THE PROBLEM: Locate the word "August" in the data below, then copy every line that holds it.

DATASET start

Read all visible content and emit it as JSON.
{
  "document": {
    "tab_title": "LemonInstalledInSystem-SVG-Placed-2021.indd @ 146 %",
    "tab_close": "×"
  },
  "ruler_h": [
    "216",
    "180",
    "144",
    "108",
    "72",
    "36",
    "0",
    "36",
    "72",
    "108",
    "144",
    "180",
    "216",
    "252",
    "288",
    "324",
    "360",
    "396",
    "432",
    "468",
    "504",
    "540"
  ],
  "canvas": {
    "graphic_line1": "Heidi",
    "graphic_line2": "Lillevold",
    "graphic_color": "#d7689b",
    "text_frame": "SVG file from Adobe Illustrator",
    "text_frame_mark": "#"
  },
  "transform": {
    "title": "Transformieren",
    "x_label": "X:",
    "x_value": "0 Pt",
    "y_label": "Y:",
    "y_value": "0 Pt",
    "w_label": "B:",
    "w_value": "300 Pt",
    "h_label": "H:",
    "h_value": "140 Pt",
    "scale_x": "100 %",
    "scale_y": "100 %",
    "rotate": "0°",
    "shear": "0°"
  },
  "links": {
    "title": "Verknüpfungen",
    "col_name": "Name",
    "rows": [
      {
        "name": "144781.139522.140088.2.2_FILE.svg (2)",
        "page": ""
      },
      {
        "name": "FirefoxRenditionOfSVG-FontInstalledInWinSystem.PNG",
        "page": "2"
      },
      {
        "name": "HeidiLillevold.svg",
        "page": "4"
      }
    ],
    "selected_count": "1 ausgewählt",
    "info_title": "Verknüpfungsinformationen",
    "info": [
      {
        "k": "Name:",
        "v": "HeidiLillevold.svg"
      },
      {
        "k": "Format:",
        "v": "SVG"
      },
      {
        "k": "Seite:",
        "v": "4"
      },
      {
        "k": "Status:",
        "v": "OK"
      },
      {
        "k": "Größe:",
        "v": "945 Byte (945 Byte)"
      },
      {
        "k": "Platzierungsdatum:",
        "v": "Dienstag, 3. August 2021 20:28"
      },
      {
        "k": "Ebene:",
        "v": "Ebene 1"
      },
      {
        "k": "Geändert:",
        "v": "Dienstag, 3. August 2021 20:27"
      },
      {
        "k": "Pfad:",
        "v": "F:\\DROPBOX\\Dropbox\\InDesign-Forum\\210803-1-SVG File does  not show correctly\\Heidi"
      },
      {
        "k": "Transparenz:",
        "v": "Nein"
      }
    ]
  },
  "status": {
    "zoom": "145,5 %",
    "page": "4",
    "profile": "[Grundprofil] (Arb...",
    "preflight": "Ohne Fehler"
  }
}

DATASET end

RESULT:
        "v": "Dienstag, 3. August 2021 20:28"
        "v": "Dienstag, 3. August 2021 20:27"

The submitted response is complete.